Directive
Return the whole listing, line for line, without the pictures in it.

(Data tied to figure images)

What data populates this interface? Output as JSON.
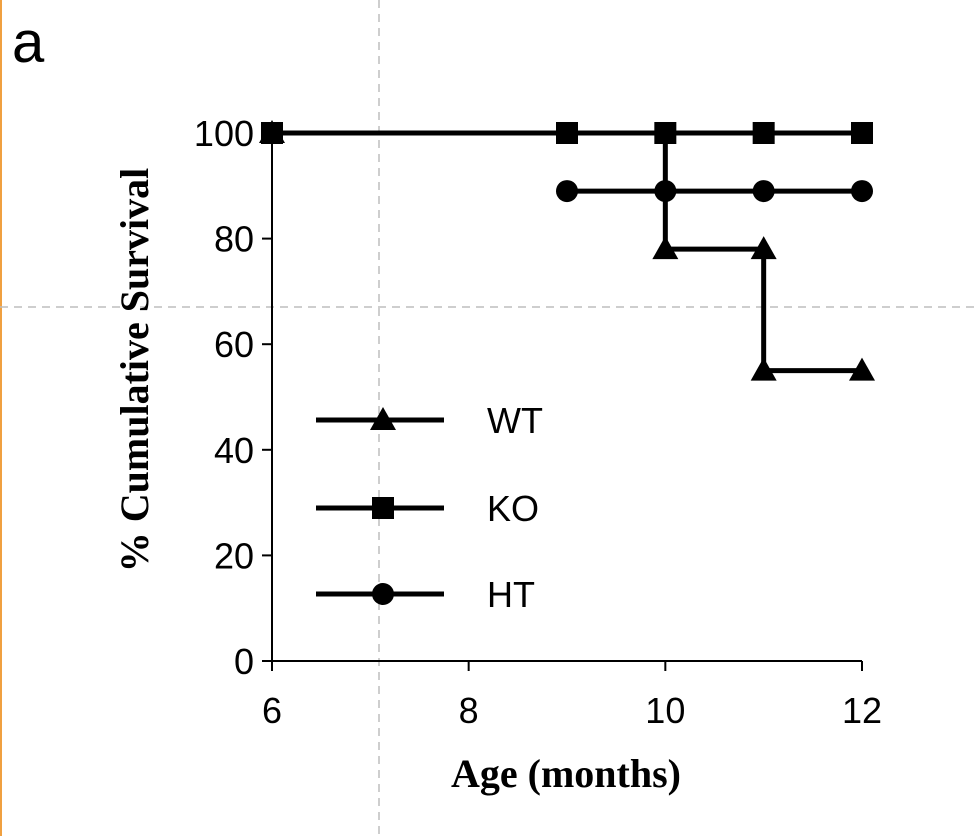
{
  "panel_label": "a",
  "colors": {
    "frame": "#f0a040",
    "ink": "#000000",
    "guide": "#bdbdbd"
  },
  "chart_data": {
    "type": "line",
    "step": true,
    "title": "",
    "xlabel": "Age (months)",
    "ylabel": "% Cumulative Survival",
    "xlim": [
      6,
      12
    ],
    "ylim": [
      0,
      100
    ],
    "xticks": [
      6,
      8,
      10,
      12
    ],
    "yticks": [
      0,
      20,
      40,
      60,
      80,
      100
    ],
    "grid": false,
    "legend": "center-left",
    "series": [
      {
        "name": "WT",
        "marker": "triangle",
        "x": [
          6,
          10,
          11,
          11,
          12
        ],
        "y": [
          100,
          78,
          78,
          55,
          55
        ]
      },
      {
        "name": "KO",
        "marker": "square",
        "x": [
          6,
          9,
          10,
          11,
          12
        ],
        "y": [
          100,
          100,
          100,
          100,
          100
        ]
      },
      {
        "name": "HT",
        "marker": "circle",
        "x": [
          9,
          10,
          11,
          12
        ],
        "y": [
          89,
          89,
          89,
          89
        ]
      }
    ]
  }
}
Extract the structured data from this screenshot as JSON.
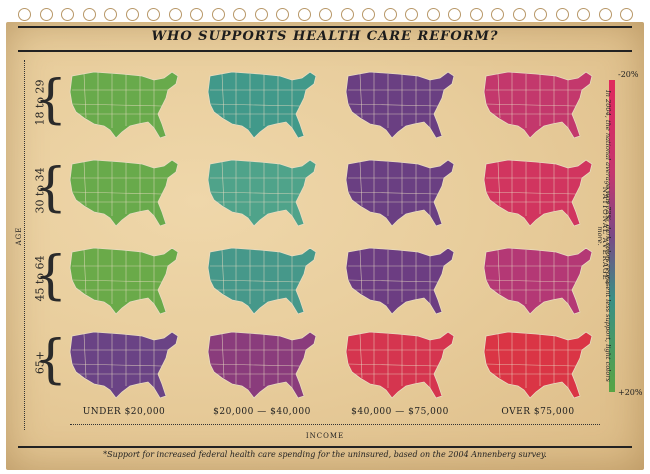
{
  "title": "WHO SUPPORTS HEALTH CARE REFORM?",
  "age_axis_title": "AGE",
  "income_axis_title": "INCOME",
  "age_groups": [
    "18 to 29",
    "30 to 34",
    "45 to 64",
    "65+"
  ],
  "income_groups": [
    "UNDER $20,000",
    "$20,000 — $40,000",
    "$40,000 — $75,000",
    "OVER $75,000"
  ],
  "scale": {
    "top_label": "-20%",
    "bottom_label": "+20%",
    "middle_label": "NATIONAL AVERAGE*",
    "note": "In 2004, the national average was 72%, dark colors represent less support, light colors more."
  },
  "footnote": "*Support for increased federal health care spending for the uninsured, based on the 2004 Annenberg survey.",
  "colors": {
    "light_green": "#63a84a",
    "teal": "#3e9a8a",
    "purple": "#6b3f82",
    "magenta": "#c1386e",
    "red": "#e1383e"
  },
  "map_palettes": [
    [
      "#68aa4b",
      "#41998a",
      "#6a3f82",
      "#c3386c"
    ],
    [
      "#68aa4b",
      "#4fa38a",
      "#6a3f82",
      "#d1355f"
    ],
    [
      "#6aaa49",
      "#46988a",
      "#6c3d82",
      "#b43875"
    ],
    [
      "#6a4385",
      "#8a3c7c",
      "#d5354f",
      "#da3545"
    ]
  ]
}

Written response
What data populates this interface? Output as JSON.
{
  "panel_label": "a",
  "colors": {
    "frame": "#f0a040",
    "ink": "#000000",
    "guide": "#bdbdbd"
  },
  "chart_data": {
    "type": "line",
    "step": true,
    "title": "",
    "xlabel": "Age (months)",
    "ylabel": "% Cumulative Survival",
    "xlim": [
      6,
      12
    ],
    "ylim": [
      0,
      100
    ],
    "xticks": [
      6,
      8,
      10,
      12
    ],
    "yticks": [
      0,
      20,
      40,
      60,
      80,
      100
    ],
    "grid": false,
    "legend": "center-left",
    "series": [
      {
        "name": "WT",
        "marker": "triangle",
        "x": [
          6,
          10,
          11,
          11,
          12
        ],
        "y": [
          100,
          78,
          78,
          55,
          55
        ]
      },
      {
        "name": "KO",
        "marker": "square",
        "x": [
          6,
          9,
          10,
          11,
          12
        ],
        "y": [
          100,
          100,
          100,
          100,
          100
        ]
      },
      {
        "name": "HT",
        "marker": "circle",
        "x": [
          9,
          10,
          11,
          12
        ],
        "y": [
          89,
          89,
          89,
          89
        ]
      }
    ]
  }
}
Extract the structured data from this screenshot as JSON.
{
  "title": "WHO SUPPORTS HEALTH CARE REFORM?",
  "age_axis_title": "AGE",
  "income_axis_title": "INCOME",
  "age_groups": [
    "18 to 29",
    "30 to 34",
    "45 to 64",
    "65+"
  ],
  "income_groups": [
    "UNDER $20,000",
    "$20,000 — $40,000",
    "$40,000 — $75,000",
    "OVER $75,000"
  ],
  "scale": {
    "top_label": "-20%",
    "bottom_label": "+20%",
    "middle_label": "NATIONAL AVERAGE*",
    "note": "In 2004, the national average was 72%, dark colors represent less support, light colors more."
  },
  "footnote": "*Support for increased federal health care spending for the uninsured, based on the 2004 Annenberg survey.",
  "colors": {
    "light_green": "#63a84a",
    "teal": "#3e9a8a",
    "purple": "#6b3f82",
    "magenta": "#c1386e",
    "red": "#e1383e"
  },
  "map_palettes": [
    [
      "#68aa4b",
      "#41998a",
      "#6a3f82",
      "#c3386c"
    ],
    [
      "#68aa4b",
      "#4fa38a",
      "#6a3f82",
      "#d1355f"
    ],
    [
      "#6aaa49",
      "#46988a",
      "#6c3d82",
      "#b43875"
    ],
    [
      "#6a4385",
      "#8a3c7c",
      "#d5354f",
      "#da3545"
    ]
  ]
}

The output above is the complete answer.